Dataset entries on figures:
»»
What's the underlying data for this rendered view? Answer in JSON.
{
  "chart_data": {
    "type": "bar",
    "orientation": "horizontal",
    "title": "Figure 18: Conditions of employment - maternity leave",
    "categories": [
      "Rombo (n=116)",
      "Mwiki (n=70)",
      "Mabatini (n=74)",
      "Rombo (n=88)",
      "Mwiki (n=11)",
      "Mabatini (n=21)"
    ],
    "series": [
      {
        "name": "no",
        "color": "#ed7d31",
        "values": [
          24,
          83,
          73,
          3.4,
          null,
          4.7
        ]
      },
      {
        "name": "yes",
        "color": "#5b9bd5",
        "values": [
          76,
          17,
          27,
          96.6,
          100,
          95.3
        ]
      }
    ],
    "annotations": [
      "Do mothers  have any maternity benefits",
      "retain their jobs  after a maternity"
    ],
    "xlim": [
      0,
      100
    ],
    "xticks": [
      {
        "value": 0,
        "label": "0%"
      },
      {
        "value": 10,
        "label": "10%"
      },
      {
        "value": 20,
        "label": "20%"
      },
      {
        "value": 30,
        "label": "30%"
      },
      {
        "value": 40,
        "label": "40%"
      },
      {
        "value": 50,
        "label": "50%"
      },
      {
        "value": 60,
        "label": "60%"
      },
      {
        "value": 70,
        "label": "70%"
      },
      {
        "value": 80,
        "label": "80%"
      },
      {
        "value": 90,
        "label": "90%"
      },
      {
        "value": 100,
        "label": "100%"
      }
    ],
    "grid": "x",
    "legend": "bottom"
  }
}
««
»»
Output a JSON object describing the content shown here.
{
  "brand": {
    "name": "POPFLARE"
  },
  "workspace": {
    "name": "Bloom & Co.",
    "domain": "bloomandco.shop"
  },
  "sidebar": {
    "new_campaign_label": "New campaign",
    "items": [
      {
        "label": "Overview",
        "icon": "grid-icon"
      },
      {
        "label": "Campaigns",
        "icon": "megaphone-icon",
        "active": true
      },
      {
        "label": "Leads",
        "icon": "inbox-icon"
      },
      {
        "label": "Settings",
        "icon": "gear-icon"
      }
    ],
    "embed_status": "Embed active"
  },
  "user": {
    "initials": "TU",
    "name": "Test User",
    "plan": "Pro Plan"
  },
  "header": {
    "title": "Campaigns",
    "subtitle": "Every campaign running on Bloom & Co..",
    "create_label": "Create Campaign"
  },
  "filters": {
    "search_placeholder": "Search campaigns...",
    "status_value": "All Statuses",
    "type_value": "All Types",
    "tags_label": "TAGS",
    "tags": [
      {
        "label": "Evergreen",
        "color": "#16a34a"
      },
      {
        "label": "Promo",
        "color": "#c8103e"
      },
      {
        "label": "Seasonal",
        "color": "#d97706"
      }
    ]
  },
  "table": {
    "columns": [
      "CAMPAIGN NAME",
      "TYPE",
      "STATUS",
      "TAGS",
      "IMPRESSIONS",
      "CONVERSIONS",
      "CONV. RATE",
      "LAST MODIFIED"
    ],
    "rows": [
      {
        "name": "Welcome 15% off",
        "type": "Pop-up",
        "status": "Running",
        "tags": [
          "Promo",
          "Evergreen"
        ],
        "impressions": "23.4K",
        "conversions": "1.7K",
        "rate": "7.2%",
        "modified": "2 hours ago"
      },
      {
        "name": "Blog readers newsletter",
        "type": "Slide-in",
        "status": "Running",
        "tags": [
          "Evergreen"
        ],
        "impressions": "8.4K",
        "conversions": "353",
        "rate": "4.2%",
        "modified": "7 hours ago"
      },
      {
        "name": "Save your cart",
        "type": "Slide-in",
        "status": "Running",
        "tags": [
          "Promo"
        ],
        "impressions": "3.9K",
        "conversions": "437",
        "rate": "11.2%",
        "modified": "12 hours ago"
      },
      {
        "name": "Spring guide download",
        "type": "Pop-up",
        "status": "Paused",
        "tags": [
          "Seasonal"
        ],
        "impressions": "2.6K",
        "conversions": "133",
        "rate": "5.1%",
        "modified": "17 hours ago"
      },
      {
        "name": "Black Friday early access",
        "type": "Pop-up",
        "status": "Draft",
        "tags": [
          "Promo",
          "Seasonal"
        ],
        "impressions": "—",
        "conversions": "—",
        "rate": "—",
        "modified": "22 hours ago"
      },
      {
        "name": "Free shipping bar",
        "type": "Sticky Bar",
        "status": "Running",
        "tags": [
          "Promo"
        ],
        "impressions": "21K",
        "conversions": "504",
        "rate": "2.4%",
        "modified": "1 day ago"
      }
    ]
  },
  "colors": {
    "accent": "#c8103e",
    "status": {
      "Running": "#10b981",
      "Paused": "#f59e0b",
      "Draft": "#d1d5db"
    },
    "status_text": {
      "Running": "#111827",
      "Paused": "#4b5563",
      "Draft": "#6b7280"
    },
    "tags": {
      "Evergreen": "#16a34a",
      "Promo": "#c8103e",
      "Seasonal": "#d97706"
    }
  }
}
««
To be done
Search the entries for "Seasonal" and copy out each line that has it.

Task output
        "label": "Seasonal",
          "Seasonal"
          "Seasonal"
      "Seasonal": "#d97706"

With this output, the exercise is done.